Do this: State how many lines of the records contain the string "Order". Give the number alone.

Data supplied:
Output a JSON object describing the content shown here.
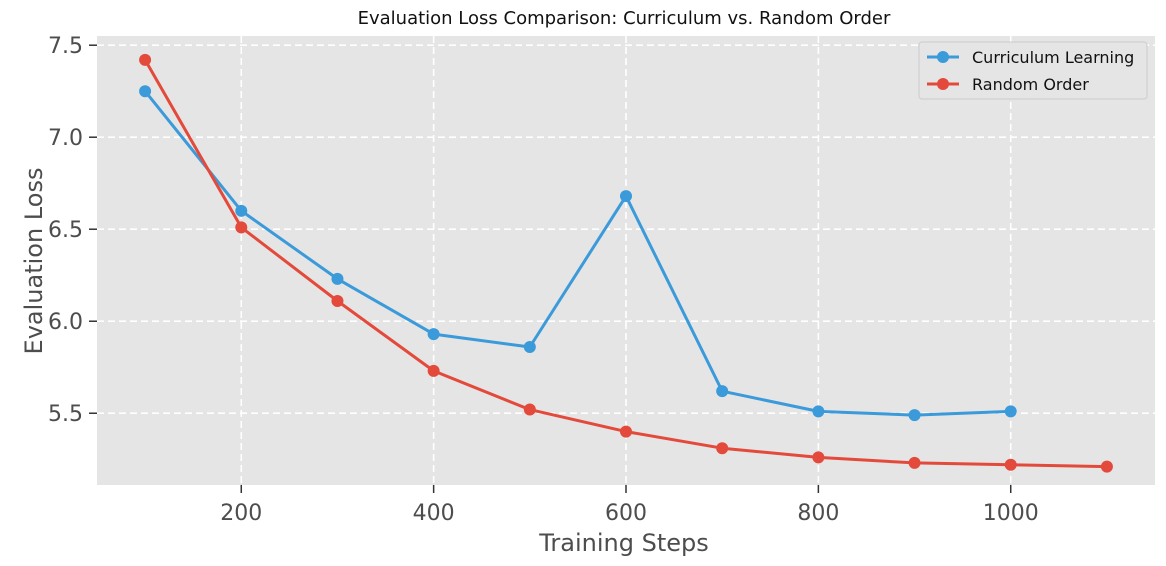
{
  "chart_data": {
    "type": "line",
    "title": "Evaluation Loss Comparison: Curriculum vs. Random Order",
    "xlabel": "Training Steps",
    "ylabel": "Evaluation Loss",
    "xlim": [
      50,
      1150
    ],
    "ylim": [
      5.11,
      7.55
    ],
    "xticks": [
      200,
      400,
      600,
      800,
      1000
    ],
    "yticks": [
      5.5,
      6.0,
      6.5,
      7.0,
      7.5
    ],
    "xtick_labels": [
      "200",
      "400",
      "600",
      "800",
      "1000"
    ],
    "ytick_labels": [
      "5.5",
      "6.0",
      "6.5",
      "7.0",
      "7.5"
    ],
    "grid": true,
    "legend_position": "top-right",
    "series": [
      {
        "name": "Curriculum Learning",
        "color": "#3b9ad9",
        "x": [
          100,
          200,
          300,
          400,
          500,
          600,
          700,
          800,
          900,
          1000
        ],
        "y": [
          7.25,
          6.6,
          6.23,
          5.93,
          5.86,
          6.68,
          5.62,
          5.51,
          5.49,
          5.51
        ]
      },
      {
        "name": "Random Order",
        "color": "#e34a3b",
        "x": [
          100,
          200,
          300,
          400,
          500,
          600,
          700,
          800,
          900,
          1000,
          1100
        ],
        "y": [
          7.42,
          6.51,
          6.11,
          5.73,
          5.52,
          5.4,
          5.31,
          5.26,
          5.23,
          5.22,
          5.21
        ]
      }
    ],
    "colors": {
      "plot_background": "#e5e5e5",
      "grid": "#ffffff",
      "text": "#4d4d4d"
    }
  }
}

Task response: 2